**** SUPPLIED DATA

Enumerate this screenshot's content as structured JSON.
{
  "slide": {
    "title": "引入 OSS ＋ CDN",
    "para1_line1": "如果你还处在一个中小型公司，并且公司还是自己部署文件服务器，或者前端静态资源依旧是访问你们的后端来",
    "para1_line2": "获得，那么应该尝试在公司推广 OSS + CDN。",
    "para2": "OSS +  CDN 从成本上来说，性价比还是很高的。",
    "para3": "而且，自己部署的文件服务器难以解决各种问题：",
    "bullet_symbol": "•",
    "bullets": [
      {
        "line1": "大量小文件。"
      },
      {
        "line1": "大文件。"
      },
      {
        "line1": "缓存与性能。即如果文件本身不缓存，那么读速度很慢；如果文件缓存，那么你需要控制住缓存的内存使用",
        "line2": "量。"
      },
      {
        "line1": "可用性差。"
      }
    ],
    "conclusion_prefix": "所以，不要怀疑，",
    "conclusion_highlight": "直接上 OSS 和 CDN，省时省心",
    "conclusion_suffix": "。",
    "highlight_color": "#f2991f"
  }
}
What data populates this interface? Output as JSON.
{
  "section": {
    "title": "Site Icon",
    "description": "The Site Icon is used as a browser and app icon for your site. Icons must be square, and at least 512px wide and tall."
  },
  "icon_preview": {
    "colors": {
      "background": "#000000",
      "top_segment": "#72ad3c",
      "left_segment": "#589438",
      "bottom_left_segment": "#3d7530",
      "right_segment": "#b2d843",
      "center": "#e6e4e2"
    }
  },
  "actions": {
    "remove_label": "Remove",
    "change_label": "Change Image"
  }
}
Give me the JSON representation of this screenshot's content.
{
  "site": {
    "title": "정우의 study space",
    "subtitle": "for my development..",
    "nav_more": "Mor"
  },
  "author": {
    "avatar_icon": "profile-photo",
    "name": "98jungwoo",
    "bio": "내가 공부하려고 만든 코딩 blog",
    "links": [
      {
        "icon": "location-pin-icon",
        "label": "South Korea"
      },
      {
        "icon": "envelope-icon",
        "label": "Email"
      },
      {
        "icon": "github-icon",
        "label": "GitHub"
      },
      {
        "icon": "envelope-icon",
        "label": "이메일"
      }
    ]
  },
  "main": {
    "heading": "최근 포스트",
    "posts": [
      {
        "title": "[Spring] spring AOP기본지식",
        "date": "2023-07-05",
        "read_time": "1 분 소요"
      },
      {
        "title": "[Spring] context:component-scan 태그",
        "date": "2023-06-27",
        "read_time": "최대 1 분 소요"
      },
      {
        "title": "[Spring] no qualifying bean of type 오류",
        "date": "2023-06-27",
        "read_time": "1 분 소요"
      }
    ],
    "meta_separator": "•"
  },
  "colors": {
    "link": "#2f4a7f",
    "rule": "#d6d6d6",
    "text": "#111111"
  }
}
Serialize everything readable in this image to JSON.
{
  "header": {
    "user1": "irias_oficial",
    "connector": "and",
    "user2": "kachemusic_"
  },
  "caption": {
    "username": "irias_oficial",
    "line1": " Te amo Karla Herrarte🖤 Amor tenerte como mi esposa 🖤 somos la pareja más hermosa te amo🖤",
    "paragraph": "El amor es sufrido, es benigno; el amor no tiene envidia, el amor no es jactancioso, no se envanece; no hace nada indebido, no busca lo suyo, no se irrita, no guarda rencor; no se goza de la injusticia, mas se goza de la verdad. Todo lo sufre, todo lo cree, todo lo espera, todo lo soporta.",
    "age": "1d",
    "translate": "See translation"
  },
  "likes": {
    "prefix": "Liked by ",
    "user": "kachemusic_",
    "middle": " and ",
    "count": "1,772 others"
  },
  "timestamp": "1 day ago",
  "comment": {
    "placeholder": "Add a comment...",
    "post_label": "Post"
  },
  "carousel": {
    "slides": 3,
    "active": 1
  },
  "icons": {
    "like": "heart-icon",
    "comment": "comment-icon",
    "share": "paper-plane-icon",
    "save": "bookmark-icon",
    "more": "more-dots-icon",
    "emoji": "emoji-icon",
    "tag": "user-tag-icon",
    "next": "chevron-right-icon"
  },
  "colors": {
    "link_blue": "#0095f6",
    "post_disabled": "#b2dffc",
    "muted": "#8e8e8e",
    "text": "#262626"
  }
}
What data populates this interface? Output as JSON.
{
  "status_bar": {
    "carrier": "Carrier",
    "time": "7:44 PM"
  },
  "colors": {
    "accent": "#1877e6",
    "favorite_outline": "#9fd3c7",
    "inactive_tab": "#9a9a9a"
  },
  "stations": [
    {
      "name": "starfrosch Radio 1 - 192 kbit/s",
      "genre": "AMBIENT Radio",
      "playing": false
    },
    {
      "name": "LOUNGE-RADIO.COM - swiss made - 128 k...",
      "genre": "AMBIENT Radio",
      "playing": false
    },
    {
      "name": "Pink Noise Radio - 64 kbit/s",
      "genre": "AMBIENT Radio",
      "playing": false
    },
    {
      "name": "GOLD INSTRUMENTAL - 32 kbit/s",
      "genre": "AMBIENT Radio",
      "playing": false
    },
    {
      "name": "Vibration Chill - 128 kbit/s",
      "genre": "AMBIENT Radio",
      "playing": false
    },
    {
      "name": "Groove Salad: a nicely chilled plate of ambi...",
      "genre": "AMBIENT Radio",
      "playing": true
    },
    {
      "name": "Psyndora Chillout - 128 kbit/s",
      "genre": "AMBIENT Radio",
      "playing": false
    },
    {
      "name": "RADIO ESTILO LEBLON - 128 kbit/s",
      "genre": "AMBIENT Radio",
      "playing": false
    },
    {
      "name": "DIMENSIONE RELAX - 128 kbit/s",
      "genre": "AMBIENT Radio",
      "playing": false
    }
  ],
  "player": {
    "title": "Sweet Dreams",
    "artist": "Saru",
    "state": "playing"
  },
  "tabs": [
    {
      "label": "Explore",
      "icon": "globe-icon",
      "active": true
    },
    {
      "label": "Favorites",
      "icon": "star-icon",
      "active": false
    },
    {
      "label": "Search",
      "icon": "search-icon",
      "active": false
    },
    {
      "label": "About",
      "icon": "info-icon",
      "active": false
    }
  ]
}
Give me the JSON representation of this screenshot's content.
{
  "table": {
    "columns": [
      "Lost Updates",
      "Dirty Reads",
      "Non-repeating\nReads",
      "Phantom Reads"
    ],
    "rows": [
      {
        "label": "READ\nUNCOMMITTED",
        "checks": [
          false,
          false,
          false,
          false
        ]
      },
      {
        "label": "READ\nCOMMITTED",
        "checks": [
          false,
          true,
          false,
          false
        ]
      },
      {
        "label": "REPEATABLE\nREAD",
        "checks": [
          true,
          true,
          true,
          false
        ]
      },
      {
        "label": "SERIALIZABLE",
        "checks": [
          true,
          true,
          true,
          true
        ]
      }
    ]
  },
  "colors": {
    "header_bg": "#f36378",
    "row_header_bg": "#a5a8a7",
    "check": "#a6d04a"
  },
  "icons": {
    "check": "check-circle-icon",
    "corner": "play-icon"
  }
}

********

§ **WHAT TO WORK ON**: Using the listing above, show each line holding the string "kbit".

§ **TASK RESULT**:
      "name": "starfrosch Radio 1 - 192 kbit/s",
      "name": "Pink Noise Radio - 64 kbit/s",
      "name": "GOLD INSTRUMENTAL - 32 kbit/s",
      "name": "Vibration Chill - 128 kbit/s",
      "name": "Psyndora Chillout - 128 kbit/s",
      "name": "RADIO ESTILO LEBLON - 128 kbit/s",
      "name": "DIMENSIONE RELAX - 128 kbit/s",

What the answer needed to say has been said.